• **Exercise set**
a – In the post on iOS for e-learning, which existing app does the writer say is very close to a great mobile LMS?
b – Continue the post on iOS for e-learning from its last sentence.

• **Source document**
== Segment start ==

This iPad program has provided me the opportunity to spend lots of time thinking about the pros and cons of iOS as an e-learning platform.   

All this cogitation has left me with 3 wishes that I believe would dramatically improve iOS:

Wish 1: An LMS Designed Around iOS (and other mobile OS's)

Please tell me I'm wrong - but every learning management system (LMS) that I look at seems to be designed first for the browser. The mobile e-learning experience is relegated to whatever can be architected within the constraints of a platform initially designed for the screen size and capabilities of a browser and a laptop.

What would the LMS look like if this paradigm was reversed? Design for mobile first, and on then make a browser version.

A mobile LMS would leverage the capabilities of an app. It would have syncing and offline content storage. It would be parsimonious in features but robust in performance.  

It would be intuitive to navigate by swipe and gesture. It would have robust notification and response features. Formative assessments would be easy to access and complete.  Collaboration tools would be scaled to the smaller screen, with a UI designed to encourage collaboration and presence awareness.   

A mobile first LMS would never dump the student into a browser session. All content and tools would be contained within the app, available online or offline.

The irony is that we have something very close to a great mobile LMS app - the iTunes U Courses app.  

Apple could do a few basic things and the iTunes U app would be a contender for any program or course that wanted to dump the existing web-based LMS. We would need a collaboration tool (combined discussion / blog feature).  An assessment tool. A way to turn in assignments. A grade book. A system for pre-enrollment and SIS integration. And a simple Web interface that matched these features. With these six additional features Apple would provide a serious alternative to the existing LMS paradigm.   

Wish 2: Camera / Microphone iOS in App Access

This e-learning iOS wish should be the simplest of all my wishes for Apple to fulfill. Update the iPad / iPhone operating system to allow apps to access the microphone and camera.

== Segment end ==

• **Extracted data**

== Segment start ==

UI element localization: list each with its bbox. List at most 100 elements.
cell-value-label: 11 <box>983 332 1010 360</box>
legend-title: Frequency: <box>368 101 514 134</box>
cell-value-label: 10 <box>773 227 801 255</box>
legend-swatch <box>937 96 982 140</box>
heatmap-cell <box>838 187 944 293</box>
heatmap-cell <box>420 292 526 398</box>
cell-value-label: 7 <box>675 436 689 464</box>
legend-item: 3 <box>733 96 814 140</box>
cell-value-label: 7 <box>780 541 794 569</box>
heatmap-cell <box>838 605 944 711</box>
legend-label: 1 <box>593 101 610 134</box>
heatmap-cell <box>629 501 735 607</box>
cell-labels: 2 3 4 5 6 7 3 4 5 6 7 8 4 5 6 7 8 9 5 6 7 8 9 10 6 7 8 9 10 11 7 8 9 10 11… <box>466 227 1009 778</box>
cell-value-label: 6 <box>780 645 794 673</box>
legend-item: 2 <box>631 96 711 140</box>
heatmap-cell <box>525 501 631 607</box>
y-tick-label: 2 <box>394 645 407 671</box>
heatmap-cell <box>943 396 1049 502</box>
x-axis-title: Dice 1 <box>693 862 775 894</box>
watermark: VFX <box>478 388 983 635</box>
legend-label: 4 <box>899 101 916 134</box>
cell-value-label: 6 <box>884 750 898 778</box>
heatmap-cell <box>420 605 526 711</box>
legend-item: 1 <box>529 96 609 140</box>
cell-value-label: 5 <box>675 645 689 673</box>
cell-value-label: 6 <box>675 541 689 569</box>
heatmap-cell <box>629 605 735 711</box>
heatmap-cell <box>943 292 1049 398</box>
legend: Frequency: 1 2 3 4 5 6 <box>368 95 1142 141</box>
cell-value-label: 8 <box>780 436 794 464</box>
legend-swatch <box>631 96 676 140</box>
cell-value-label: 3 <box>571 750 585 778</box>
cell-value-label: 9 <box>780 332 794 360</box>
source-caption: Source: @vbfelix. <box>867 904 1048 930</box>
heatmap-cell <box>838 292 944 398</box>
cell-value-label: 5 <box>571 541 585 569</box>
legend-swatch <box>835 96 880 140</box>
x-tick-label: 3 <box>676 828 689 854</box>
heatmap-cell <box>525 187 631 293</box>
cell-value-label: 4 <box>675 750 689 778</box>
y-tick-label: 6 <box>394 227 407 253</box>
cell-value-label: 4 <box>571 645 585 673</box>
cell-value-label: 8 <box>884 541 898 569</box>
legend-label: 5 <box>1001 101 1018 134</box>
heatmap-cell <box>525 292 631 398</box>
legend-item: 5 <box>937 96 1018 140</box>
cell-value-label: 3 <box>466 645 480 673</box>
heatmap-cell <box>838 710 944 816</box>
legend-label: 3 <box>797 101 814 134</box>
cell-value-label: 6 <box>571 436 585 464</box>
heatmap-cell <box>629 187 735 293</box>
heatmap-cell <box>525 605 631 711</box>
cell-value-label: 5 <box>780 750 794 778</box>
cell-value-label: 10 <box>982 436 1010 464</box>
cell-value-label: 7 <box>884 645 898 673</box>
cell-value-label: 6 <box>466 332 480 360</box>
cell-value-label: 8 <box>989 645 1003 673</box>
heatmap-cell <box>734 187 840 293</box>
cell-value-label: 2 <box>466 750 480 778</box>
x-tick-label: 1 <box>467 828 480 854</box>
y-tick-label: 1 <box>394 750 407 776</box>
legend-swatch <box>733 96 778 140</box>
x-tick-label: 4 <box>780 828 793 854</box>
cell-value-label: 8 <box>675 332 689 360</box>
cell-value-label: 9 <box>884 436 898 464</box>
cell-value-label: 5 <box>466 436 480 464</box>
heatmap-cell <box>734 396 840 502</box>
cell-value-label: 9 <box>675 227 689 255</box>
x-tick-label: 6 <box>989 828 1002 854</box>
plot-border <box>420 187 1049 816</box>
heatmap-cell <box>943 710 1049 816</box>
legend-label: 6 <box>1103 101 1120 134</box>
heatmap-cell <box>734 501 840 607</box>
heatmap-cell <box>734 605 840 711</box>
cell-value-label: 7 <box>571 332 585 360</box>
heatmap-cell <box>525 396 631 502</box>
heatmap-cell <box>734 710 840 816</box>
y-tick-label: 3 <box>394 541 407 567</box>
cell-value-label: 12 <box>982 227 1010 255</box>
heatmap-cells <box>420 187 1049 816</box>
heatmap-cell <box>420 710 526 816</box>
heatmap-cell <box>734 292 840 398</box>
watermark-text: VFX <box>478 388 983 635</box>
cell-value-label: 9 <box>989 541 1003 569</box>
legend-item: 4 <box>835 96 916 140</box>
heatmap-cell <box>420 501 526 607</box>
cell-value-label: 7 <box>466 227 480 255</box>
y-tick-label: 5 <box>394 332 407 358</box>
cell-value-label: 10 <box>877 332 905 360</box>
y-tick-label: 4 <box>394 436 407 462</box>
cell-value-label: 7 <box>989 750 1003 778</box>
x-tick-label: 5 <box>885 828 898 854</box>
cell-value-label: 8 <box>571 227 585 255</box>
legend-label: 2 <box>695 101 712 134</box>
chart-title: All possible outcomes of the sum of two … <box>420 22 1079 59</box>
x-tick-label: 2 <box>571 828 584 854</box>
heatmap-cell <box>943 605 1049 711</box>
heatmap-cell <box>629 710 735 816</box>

== Segment end ==

• **Responses for each task**
a – The iTunes U Courses app.

b –
This update would allow any app to record video and voice over the content on the screen.   This capability has been part of the computer OS capabilities forever.  We couldn't imagine a Windows or OS X machine that would not allow us to utilize the camera and microphone in an application.  But that is where we are with iOS.

There is no good iPad application that matches what we can do in TechSmith's Camtasia Relay, Adobe's Captviate, or TeleStream's Screenflow.   No simple way to record, share and distribute a voice and camera capture over a presentation or virtual whiteboard.

This lack of the ability to create rapidly authored voice/video over-presentations is a significant limitation to the utility of the iPad (and iPhone) as an e-learning platform.   

Perhaps an opportunity for Microsoft and Google to leap ahead of Apple?

Wish 3: Full-Featured Office on iOS

Are you as confused as I am about Microsoft's iOS strategy?   

Today we can get an app called "Office Mobile for Office 365 Subscribers"

David Pogue's review of the app was "yawn".

No ability to create an new PowerPoint. Stripped down editing features in Word and Excel. And the need to be a subscriber to Office 365.

Pogue mentions that there are other alternatives, such as Documents to Go Premium ($16), Polaris Office ($13) and QuickOffice Pro ($15) - so maybe the lack of a robust Office iOS app / Skydrive / client integration is not that big of a deal.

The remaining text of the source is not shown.